**WHAT YOU ARE ASKED TO DO**
Extract the full listing below without altering a single character.

**EXCERPTED RECORDS**
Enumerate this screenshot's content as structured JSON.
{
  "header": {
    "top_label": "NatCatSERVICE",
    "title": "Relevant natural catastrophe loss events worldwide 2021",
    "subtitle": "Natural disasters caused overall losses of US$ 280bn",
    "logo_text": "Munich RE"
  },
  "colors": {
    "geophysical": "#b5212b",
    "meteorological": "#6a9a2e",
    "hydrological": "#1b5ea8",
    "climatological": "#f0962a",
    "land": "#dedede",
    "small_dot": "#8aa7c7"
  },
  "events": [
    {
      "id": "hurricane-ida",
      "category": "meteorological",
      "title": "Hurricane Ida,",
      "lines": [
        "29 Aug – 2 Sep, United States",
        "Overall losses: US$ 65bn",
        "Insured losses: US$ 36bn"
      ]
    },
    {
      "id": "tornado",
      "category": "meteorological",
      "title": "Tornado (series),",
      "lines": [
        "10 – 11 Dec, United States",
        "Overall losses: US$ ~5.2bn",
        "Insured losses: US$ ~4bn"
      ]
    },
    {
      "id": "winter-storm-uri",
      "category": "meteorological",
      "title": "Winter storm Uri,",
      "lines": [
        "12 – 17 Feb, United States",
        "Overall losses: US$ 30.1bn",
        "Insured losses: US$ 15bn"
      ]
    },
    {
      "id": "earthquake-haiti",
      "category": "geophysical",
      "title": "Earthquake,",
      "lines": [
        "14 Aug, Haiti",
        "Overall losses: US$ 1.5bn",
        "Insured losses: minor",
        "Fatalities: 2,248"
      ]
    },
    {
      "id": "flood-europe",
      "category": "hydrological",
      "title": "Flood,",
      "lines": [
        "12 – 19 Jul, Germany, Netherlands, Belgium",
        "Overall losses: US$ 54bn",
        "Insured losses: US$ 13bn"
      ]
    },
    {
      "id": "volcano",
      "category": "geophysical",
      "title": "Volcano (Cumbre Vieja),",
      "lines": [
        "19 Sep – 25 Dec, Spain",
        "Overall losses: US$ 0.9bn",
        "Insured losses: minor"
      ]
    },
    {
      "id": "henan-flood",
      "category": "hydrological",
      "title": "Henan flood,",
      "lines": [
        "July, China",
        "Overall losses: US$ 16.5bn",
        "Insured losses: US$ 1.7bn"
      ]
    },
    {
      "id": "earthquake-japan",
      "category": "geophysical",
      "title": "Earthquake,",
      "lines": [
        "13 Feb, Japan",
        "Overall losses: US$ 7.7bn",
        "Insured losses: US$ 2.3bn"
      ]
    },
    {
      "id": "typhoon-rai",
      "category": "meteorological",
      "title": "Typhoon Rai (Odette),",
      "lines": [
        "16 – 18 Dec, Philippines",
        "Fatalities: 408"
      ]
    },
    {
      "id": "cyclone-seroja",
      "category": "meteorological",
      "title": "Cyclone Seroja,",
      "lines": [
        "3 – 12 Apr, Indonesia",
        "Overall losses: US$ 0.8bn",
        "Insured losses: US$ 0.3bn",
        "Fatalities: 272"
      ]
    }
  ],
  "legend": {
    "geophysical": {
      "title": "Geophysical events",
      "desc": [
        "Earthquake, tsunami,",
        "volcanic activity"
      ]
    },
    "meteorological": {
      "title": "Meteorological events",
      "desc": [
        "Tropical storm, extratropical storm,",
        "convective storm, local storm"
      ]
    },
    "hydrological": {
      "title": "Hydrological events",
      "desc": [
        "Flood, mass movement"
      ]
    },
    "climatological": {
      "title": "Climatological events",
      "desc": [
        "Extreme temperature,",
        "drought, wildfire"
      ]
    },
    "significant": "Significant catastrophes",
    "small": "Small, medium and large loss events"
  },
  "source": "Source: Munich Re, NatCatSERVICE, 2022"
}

**ANSWER TO THIS EXERCISE**
Enumerate this screenshot's content as structured JSON.
{
  "header": {
    "top_label": "NatCatSERVICE",
    "title": "Relevant natural catastrophe loss events worldwide 2021",
    "subtitle": "Natural disasters caused overall losses of US$ 280bn",
    "logo_text": "Munich RE"
  },
  "colors": {
    "geophysical": "#b5212b",
    "meteorological": "#6a9a2e",
    "hydrological": "#1b5ea8",
    "climatological": "#f0962a",
    "land": "#dedede",
    "small_dot": "#8aa7c7"
  },
  "events": [
    {
      "id": "hurricane-ida",
      "category": "meteorological",
      "title": "Hurricane Ida,",
      "lines": [
        "29 Aug – 2 Sep, United States",
        "Overall losses: US$ 65bn",
        "Insured losses: US$ 36bn"
      ]
    },
    {
      "id": "tornado",
      "category": "meteorological",
      "title": "Tornado (series),",
      "lines": [
        "10 – 11 Dec, United States",
        "Overall losses: US$ ~5.2bn",
        "Insured losses: US$ ~4bn"
      ]
    },
    {
      "id": "winter-storm-uri",
      "category": "meteorological",
      "title": "Winter storm Uri,",
      "lines": [
        "12 – 17 Feb, United States",
        "Overall losses: US$ 30.1bn",
        "Insured losses: US$ 15bn"
      ]
    },
    {
      "id": "earthquake-haiti",
      "category": "geophysical",
      "title": "Earthquake,",
      "lines": [
        "14 Aug, Haiti",
        "Overall losses: US$ 1.5bn",
        "Insured losses: minor",
        "Fatalities: 2,248"
      ]
    },
    {
      "id": "flood-europe",
      "category": "hydrological",
      "title": "Flood,",
      "lines": [
        "12 – 19 Jul, Germany, Netherlands, Belgium",
        "Overall losses: US$ 54bn",
        "Insured losses: US$ 13bn"
      ]
    },
    {
      "id": "volcano",
      "category": "geophysical",
      "title": "Volcano (Cumbre Vieja),",
      "lines": [
        "19 Sep – 25 Dec, Spain",
        "Overall losses: US$ 0.9bn",
        "Insured losses: minor"
      ]
    },
    {
      "id": "henan-flood",
      "category": "hydrological",
      "title": "Henan flood,",
      "lines": [
        "July, China",
        "Overall losses: US$ 16.5bn",
        "Insured losses: US$ 1.7bn"
      ]
    },
    {
      "id": "earthquake-japan",
      "category": "geophysical",
      "title": "Earthquake,",
      "lines": [
        "13 Feb, Japan",
        "Overall losses: US$ 7.7bn",
        "Insured losses: US$ 2.3bn"
      ]
    },
    {
      "id": "typhoon-rai",
      "category": "meteorological",
      "title": "Typhoon Rai (Odette),",
      "lines": [
        "16 – 18 Dec, Philippines",
        "Fatalities: 408"
      ]
    },
    {
      "id": "cyclone-seroja",
      "category": "meteorological",
      "title": "Cyclone Seroja,",
      "lines": [
        "3 – 12 Apr, Indonesia",
        "Overall losses: US$ 0.8bn",
        "Insured losses: US$ 0.3bn",
        "Fatalities: 272"
      ]
    }
  ],
  "legend": {
    "geophysical": {
      "title": "Geophysical events",
      "desc": [
        "Earthquake, tsunami,",
        "volcanic activity"
      ]
    },
    "meteorological": {
      "title": "Meteorological events",
      "desc": [
        "Tropical storm, extratropical storm,",
        "convective storm, local storm"
      ]
    },
    "hydrological": {
      "title": "Hydrological events",
      "desc": [
        "Flood, mass movement"
      ]
    },
    "climatological": {
      "title": "Climatological events",
      "desc": [
        "Extreme temperature,",
        "drought, wildfire"
      ]
    },
    "significant": "Significant catastrophes",
    "small": "Small, medium and large loss events"
  },
  "source": "Source: Munich Re, NatCatSERVICE, 2022"
}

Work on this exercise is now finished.